STATED GOAL: Each line that contains the string "content" counts once; report how many such lines appear in the data, as a number only.

INFORMATION SHOWN:
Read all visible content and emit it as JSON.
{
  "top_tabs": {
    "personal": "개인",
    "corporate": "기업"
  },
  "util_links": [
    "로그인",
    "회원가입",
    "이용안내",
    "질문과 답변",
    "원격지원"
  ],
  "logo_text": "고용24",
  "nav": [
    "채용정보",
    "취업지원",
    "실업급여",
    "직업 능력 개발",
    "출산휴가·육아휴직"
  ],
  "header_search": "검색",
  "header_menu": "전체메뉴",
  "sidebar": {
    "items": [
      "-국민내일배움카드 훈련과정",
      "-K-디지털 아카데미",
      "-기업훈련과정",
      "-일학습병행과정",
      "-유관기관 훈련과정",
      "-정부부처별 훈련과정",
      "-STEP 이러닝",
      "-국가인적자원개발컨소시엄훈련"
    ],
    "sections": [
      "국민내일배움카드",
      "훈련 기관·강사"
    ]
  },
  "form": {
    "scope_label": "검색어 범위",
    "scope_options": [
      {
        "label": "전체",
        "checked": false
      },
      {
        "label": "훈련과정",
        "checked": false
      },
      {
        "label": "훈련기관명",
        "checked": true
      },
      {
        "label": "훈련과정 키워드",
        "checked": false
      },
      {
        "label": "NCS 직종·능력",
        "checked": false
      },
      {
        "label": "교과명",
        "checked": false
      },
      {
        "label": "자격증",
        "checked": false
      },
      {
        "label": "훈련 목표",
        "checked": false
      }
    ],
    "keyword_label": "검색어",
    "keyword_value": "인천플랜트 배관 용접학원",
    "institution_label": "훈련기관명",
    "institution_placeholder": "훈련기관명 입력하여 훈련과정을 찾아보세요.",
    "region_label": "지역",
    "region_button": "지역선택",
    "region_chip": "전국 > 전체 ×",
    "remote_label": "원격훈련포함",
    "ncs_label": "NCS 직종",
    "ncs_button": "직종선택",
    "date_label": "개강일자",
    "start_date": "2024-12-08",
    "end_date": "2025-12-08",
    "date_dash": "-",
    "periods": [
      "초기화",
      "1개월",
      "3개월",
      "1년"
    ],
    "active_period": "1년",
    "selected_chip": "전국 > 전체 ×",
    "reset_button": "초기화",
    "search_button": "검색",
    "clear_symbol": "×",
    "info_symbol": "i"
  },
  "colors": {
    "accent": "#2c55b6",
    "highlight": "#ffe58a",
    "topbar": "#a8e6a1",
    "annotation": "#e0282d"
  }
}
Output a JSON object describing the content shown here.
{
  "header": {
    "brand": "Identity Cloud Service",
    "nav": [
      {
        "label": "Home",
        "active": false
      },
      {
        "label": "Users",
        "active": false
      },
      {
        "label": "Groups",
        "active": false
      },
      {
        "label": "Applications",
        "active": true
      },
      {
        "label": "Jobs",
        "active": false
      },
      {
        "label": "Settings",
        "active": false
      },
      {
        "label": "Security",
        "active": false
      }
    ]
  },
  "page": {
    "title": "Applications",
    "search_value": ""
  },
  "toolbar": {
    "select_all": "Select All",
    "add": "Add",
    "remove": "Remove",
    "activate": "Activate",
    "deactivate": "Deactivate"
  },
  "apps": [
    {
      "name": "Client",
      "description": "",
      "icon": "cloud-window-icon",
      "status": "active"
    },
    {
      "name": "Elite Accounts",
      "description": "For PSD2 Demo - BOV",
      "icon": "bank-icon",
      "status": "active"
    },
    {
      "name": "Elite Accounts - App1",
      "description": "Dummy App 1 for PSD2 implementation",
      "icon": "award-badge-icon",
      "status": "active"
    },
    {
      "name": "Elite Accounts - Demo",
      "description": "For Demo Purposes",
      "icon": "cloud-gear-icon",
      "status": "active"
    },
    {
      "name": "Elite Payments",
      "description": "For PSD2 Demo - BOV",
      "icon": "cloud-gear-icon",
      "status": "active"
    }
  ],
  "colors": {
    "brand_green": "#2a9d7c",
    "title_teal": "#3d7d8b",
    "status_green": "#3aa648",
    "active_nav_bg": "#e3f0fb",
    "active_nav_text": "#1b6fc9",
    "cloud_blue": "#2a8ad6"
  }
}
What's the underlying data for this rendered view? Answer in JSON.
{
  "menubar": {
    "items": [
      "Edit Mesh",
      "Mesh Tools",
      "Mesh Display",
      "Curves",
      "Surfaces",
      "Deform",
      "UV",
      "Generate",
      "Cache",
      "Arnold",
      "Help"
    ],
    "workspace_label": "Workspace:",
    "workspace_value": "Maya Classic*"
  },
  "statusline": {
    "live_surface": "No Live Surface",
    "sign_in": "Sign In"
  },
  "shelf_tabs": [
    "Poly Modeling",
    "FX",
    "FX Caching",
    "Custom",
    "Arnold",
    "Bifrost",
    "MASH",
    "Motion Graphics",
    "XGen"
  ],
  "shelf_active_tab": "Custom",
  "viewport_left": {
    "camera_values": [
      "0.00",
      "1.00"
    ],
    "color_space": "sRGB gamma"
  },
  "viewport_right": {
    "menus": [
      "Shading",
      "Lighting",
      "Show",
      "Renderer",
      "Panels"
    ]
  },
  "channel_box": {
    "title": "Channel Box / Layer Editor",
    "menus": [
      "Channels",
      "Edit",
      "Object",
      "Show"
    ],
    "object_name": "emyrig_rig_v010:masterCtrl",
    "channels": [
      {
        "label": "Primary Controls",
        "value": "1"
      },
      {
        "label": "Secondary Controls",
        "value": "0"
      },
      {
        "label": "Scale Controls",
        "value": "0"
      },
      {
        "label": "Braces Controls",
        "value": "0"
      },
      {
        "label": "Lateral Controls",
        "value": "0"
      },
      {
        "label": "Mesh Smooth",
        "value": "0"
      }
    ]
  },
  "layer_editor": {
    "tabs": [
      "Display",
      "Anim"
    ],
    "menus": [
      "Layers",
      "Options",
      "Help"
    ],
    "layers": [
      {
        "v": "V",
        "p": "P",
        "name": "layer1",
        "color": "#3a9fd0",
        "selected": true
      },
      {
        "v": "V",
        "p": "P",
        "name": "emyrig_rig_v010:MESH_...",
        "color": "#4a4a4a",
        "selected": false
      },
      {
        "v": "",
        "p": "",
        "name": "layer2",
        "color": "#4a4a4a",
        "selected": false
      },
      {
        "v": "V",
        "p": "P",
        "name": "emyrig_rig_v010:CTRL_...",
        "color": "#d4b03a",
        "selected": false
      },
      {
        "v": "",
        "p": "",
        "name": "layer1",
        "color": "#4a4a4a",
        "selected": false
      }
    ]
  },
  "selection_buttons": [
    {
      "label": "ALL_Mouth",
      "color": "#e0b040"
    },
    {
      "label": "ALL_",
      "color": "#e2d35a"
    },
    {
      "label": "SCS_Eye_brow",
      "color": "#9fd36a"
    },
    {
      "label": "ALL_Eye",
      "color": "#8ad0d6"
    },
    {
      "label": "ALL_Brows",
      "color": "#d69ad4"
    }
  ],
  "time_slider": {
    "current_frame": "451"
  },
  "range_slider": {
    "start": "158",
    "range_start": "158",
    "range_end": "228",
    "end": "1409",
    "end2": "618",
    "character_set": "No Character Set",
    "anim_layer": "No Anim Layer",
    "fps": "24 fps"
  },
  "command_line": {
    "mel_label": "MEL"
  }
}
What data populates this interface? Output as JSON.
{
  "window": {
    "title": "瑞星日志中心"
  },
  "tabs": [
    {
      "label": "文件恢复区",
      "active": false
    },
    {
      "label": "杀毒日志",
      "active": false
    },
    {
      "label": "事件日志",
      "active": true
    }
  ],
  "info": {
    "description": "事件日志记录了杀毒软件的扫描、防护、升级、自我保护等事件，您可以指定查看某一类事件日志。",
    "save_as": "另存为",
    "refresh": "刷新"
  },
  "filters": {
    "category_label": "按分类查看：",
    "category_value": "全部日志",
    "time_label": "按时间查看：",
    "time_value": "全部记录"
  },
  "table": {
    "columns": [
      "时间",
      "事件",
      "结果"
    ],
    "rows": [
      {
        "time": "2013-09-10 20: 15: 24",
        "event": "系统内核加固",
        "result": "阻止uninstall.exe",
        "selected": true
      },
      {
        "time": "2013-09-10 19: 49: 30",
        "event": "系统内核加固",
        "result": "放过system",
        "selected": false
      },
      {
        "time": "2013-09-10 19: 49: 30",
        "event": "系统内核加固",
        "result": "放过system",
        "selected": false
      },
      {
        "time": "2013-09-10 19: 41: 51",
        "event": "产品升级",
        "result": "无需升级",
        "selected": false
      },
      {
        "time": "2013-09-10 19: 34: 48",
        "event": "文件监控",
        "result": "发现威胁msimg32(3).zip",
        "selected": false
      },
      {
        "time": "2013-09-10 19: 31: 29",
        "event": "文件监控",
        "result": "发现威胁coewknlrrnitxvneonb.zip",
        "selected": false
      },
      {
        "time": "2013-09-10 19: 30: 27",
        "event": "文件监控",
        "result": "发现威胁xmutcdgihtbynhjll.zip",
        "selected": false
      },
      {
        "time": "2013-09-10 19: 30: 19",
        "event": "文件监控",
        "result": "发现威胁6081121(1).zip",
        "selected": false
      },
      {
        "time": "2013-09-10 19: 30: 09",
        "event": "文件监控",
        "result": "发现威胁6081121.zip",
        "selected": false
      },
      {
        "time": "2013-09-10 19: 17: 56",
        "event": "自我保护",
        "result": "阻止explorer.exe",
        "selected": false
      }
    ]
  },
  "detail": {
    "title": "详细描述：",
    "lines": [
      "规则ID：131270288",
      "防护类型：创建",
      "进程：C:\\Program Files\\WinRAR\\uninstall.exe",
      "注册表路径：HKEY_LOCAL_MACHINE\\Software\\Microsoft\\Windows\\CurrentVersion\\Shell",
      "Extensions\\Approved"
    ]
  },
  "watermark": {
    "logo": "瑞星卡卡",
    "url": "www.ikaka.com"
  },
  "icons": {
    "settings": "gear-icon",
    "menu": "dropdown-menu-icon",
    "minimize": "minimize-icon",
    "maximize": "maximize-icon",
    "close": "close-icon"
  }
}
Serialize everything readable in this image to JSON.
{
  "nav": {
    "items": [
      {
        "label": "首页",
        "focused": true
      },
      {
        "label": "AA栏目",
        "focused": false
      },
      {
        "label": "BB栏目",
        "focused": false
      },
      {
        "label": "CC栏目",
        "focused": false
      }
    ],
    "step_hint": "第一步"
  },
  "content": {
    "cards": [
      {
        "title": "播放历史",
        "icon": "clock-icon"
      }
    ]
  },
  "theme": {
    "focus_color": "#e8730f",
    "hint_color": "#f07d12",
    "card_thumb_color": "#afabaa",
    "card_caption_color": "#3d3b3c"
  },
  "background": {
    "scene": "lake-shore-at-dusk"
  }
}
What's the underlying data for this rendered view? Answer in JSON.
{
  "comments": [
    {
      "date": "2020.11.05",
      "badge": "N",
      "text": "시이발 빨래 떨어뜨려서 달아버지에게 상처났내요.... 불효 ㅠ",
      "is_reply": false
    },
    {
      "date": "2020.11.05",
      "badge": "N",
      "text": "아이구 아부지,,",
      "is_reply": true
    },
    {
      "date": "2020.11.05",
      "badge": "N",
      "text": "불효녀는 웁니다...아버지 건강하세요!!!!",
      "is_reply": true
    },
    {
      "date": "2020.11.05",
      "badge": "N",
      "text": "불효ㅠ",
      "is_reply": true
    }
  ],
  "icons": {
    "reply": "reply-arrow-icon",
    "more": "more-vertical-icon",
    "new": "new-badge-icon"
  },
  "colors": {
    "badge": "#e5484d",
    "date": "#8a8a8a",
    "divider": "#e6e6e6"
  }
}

ANSWER TO THE EXERCISE: 3